━━━ Records to use
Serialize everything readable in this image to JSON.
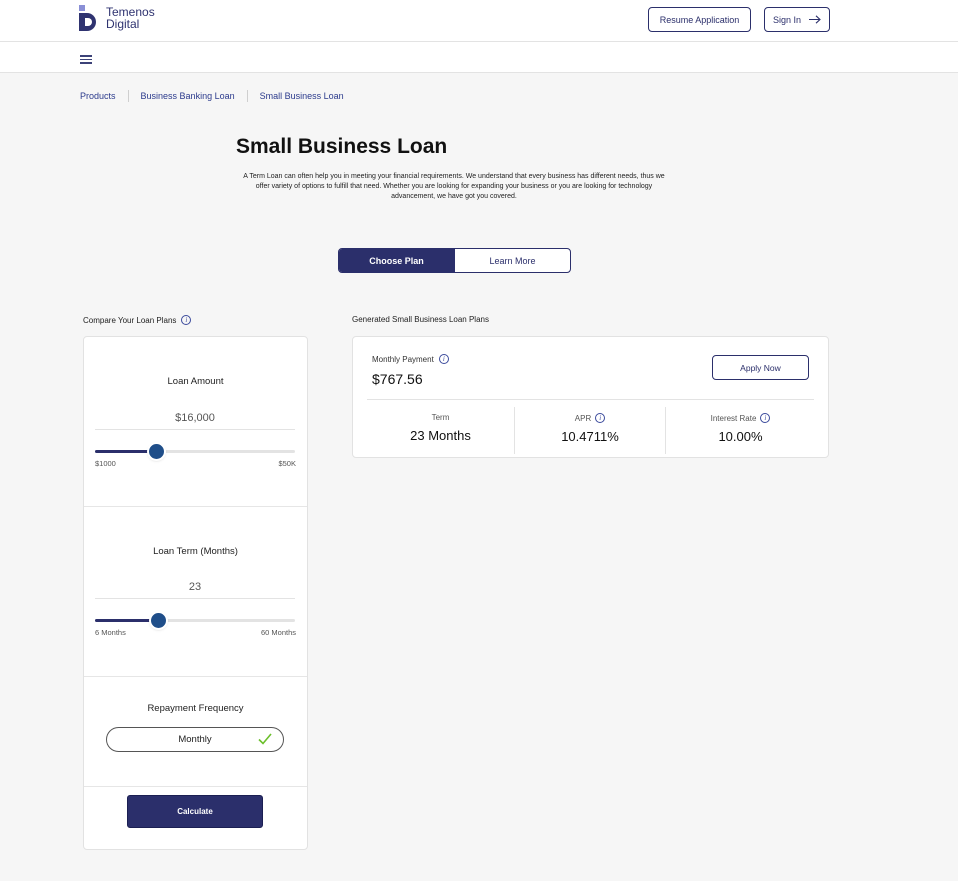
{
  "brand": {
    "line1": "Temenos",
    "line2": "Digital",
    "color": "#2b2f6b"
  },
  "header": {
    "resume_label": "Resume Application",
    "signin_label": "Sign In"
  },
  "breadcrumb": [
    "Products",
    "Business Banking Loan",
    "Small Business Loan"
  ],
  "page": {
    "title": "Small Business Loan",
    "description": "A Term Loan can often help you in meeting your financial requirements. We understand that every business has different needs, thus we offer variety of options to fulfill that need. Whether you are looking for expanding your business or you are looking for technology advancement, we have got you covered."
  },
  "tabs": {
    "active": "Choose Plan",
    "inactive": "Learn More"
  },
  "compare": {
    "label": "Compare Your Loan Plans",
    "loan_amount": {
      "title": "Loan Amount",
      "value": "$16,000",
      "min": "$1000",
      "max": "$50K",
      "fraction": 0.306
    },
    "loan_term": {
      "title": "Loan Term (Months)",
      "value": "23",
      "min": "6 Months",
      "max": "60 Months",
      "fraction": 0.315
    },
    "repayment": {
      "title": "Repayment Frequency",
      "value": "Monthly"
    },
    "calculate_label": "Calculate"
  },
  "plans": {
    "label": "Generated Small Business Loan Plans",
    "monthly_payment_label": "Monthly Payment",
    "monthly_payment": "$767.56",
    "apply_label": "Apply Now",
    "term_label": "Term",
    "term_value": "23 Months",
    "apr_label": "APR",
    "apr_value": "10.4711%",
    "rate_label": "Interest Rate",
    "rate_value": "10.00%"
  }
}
━━━━━━
Written request -
Set down all the entries exactly as they appear, but skip any pictures.

The solution -
Serialize everything readable in this image to JSON.
{
  "brand": {
    "line1": "Temenos",
    "line2": "Digital",
    "color": "#2b2f6b"
  },
  "header": {
    "resume_label": "Resume Application",
    "signin_label": "Sign In"
  },
  "breadcrumb": [
    "Products",
    "Business Banking Loan",
    "Small Business Loan"
  ],
  "page": {
    "title": "Small Business Loan",
    "description": "A Term Loan can often help you in meeting your financial requirements. We understand that every business has different needs, thus we offer variety of options to fulfill that need. Whether you are looking for expanding your business or you are looking for technology advancement, we have got you covered."
  },
  "tabs": {
    "active": "Choose Plan",
    "inactive": "Learn More"
  },
  "compare": {
    "label": "Compare Your Loan Plans",
    "loan_amount": {
      "title": "Loan Amount",
      "value": "$16,000",
      "min": "$1000",
      "max": "$50K",
      "fraction": 0.306
    },
    "loan_term": {
      "title": "Loan Term (Months)",
      "value": "23",
      "min": "6 Months",
      "max": "60 Months",
      "fraction": 0.315
    },
    "repayment": {
      "title": "Repayment Frequency",
      "value": "Monthly"
    },
    "calculate_label": "Calculate"
  },
  "plans": {
    "label": "Generated Small Business Loan Plans",
    "monthly_payment_label": "Monthly Payment",
    "monthly_payment": "$767.56",
    "apply_label": "Apply Now",
    "term_label": "Term",
    "term_value": "23 Months",
    "apr_label": "APR",
    "apr_value": "10.4711%",
    "rate_label": "Interest Rate",
    "rate_value": "10.00%"
  }
}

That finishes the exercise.